Repeat the material in full. Keep every line exactly as it is.

★ ★ ★ ★ ★

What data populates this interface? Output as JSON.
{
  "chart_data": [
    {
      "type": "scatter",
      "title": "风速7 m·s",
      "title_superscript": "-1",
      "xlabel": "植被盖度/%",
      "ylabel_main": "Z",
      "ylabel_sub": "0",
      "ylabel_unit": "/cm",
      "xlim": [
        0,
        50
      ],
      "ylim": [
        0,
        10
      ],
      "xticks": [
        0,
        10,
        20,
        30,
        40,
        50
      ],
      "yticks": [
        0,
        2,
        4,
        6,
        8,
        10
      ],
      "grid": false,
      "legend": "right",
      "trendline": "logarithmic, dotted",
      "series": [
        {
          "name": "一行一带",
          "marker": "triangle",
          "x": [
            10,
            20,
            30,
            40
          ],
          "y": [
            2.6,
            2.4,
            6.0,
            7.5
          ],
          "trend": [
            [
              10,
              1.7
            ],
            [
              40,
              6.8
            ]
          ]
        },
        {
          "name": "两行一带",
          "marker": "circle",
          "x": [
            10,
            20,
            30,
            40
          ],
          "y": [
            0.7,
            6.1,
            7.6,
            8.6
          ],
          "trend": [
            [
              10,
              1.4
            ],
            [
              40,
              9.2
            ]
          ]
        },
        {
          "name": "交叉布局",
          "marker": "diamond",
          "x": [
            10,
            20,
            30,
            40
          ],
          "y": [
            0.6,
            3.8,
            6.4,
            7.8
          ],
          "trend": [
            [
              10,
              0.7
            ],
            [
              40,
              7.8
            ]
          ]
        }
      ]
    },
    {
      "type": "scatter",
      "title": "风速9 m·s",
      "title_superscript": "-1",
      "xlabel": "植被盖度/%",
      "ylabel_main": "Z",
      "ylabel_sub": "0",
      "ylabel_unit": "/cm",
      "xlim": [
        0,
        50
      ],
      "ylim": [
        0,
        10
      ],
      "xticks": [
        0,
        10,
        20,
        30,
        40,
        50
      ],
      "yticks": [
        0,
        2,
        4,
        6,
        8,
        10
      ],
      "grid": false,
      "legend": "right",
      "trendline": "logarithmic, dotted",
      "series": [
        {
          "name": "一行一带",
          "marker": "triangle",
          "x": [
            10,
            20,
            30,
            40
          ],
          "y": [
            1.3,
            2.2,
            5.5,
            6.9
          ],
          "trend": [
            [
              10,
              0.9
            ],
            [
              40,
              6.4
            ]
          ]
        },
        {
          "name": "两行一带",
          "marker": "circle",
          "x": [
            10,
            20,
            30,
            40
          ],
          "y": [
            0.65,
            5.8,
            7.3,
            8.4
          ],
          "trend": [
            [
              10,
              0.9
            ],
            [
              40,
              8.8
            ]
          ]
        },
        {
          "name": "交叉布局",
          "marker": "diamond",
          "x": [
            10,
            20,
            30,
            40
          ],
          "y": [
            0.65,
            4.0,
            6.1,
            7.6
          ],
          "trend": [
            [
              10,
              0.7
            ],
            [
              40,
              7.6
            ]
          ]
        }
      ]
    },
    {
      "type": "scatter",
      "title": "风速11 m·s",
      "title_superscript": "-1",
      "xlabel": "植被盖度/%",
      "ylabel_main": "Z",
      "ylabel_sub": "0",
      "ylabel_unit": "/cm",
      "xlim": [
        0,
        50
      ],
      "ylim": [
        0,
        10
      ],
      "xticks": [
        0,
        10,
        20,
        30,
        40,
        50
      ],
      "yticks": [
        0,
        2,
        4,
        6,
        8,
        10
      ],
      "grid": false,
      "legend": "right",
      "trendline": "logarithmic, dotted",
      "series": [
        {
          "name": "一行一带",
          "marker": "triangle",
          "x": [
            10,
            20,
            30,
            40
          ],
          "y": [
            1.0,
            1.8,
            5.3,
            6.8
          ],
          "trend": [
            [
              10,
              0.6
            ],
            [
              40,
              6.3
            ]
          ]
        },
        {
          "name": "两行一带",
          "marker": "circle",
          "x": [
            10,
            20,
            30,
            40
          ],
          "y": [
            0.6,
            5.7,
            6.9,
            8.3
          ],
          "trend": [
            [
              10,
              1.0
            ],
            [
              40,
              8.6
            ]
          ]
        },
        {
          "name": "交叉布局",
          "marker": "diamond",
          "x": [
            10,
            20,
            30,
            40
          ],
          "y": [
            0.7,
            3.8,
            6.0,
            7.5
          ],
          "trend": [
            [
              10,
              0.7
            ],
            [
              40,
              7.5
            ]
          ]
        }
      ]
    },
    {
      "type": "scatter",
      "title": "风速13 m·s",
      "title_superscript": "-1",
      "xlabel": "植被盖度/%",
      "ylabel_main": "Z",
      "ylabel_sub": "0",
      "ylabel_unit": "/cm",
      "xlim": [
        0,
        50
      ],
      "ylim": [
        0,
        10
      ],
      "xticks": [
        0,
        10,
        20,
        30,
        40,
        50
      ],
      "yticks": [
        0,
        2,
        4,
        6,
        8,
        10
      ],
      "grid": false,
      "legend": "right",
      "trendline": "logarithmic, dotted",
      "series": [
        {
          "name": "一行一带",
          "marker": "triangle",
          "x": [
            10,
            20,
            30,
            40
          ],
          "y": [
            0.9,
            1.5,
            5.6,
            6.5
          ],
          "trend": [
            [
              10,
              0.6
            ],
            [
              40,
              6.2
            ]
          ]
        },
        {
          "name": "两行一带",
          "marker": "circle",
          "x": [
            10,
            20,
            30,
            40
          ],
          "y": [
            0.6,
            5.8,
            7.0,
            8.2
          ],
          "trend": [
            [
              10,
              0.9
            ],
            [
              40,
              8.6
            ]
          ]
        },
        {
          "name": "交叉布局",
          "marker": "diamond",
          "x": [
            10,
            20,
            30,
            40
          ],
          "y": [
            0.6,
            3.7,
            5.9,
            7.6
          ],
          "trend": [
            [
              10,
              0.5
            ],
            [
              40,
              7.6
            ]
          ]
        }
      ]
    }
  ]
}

★ ★ ★ ★ ★

▸ **REPLY**:
What data populates this interface? Output as JSON.
{
  "chart_data": [
    {
      "type": "scatter",
      "title": "风速7 m·s",
      "title_superscript": "-1",
      "xlabel": "植被盖度/%",
      "ylabel_main": "Z",
      "ylabel_sub": "0",
      "ylabel_unit": "/cm",
      "xlim": [
        0,
        50
      ],
      "ylim": [
        0,
        10
      ],
      "xticks": [
        0,
        10,
        20,
        30,
        40,
        50
      ],
      "yticks": [
        0,
        2,
        4,
        6,
        8,
        10
      ],
      "grid": false,
      "legend": "right",
      "trendline": "logarithmic, dotted",
      "series": [
        {
          "name": "一行一带",
          "marker": "triangle",
          "x": [
            10,
            20,
            30,
            40
          ],
          "y": [
            2.6,
            2.4,
            6.0,
            7.5
          ],
          "trend": [
            [
              10,
              1.7
            ],
            [
              40,
              6.8
            ]
          ]
        },
        {
          "name": "两行一带",
          "marker": "circle",
          "x": [
            10,
            20,
            30,
            40
          ],
          "y": [
            0.7,
            6.1,
            7.6,
            8.6
          ],
          "trend": [
            [
              10,
              1.4
            ],
            [
              40,
              9.2
            ]
          ]
        },
        {
          "name": "交叉布局",
          "marker": "diamond",
          "x": [
            10,
            20,
            30,
            40
          ],
          "y": [
            0.6,
            3.8,
            6.4,
            7.8
          ],
          "trend": [
            [
              10,
              0.7
            ],
            [
              40,
              7.8
            ]
          ]
        }
      ]
    },
    {
      "type": "scatter",
      "title": "风速9 m·s",
      "title_superscript": "-1",
      "xlabel": "植被盖度/%",
      "ylabel_main": "Z",
      "ylabel_sub": "0",
      "ylabel_unit": "/cm",
      "xlim": [
        0,
        50
      ],
      "ylim": [
        0,
        10
      ],
      "xticks": [
        0,
        10,
        20,
        30,
        40,
        50
      ],
      "yticks": [
        0,
        2,
        4,
        6,
        8,
        10
      ],
      "grid": false,
      "legend": "right",
      "trendline": "logarithmic, dotted",
      "series": [
        {
          "name": "一行一带",
          "marker": "triangle",
          "x": [
            10,
            20,
            30,
            40
          ],
          "y": [
            1.3,
            2.2,
            5.5,
            6.9
          ],
          "trend": [
            [
              10,
              0.9
            ],
            [
              40,
              6.4
            ]
          ]
        },
        {
          "name": "两行一带",
          "marker": "circle",
          "x": [
            10,
            20,
            30,
            40
          ],
          "y": [
            0.65,
            5.8,
            7.3,
            8.4
          ],
          "trend": [
            [
              10,
              0.9
            ],
            [
              40,
              8.8
            ]
          ]
        },
        {
          "name": "交叉布局",
          "marker": "diamond",
          "x": [
            10,
            20,
            30,
            40
          ],
          "y": [
            0.65,
            4.0,
            6.1,
            7.6
          ],
          "trend": [
            [
              10,
              0.7
            ],
            [
              40,
              7.6
            ]
          ]
        }
      ]
    },
    {
      "type": "scatter",
      "title": "风速11 m·s",
      "title_superscript": "-1",
      "xlabel": "植被盖度/%",
      "ylabel_main": "Z",
      "ylabel_sub": "0",
      "ylabel_unit": "/cm",
      "xlim": [
        0,
        50
      ],
      "ylim": [
        0,
        10
      ],
      "xticks": [
        0,
        10,
        20,
        30,
        40,
        50
      ],
      "yticks": [
        0,
        2,
        4,
        6,
        8,
        10
      ],
      "grid": false,
      "legend": "right",
      "trendline": "logarithmic, dotted",
      "series": [
        {
          "name": "一行一带",
          "marker": "triangle",
          "x": [
            10,
            20,
            30,
            40
          ],
          "y": [
            1.0,
            1.8,
            5.3,
            6.8
          ],
          "trend": [
            [
              10,
              0.6
            ],
            [
              40,
              6.3
            ]
          ]
        },
        {
          "name": "两行一带",
          "marker": "circle",
          "x": [
            10,
            20,
            30,
            40
          ],
          "y": [
            0.6,
            5.7,
            6.9,
            8.3
          ],
          "trend": [
            [
              10,
              1.0
            ],
            [
              40,
              8.6
            ]
          ]
        },
        {
          "name": "交叉布局",
          "marker": "diamond",
          "x": [
            10,
            20,
            30,
            40
          ],
          "y": [
            0.7,
            3.8,
            6.0,
            7.5
          ],
          "trend": [
            [
              10,
              0.7
            ],
            [
              40,
              7.5
            ]
          ]
        }
      ]
    },
    {
      "type": "scatter",
      "title": "风速13 m·s",
      "title_superscript": "-1",
      "xlabel": "植被盖度/%",
      "ylabel_main": "Z",
      "ylabel_sub": "0",
      "ylabel_unit": "/cm",
      "xlim": [
        0,
        50
      ],
      "ylim": [
        0,
        10
      ],
      "xticks": [
        0,
        10,
        20,
        30,
        40,
        50
      ],
      "yticks": [
        0,
        2,
        4,
        6,
        8,
        10
      ],
      "grid": false,
      "legend": "right",
      "trendline": "logarithmic, dotted",
      "series": [
        {
          "name": "一行一带",
          "marker": "triangle",
          "x": [
            10,
            20,
            30,
            40
          ],
          "y": [
            0.9,
            1.5,
            5.6,
            6.5
          ],
          "trend": [
            [
              10,
              0.6
            ],
            [
              40,
              6.2
            ]
          ]
        },
        {
          "name": "两行一带",
          "marker": "circle",
          "x": [
            10,
            20,
            30,
            40
          ],
          "y": [
            0.6,
            5.8,
            7.0,
            8.2
          ],
          "trend": [
            [
              10,
              0.9
            ],
            [
              40,
              8.6
            ]
          ]
        },
        {
          "name": "交叉布局",
          "marker": "diamond",
          "x": [
            10,
            20,
            30,
            40
          ],
          "y": [
            0.6,
            3.7,
            5.9,
            7.6
          ],
          "trend": [
            [
              10,
              0.5
            ],
            [
              40,
              7.6
            ]
          ]
        }
      ]
    }
  ]
}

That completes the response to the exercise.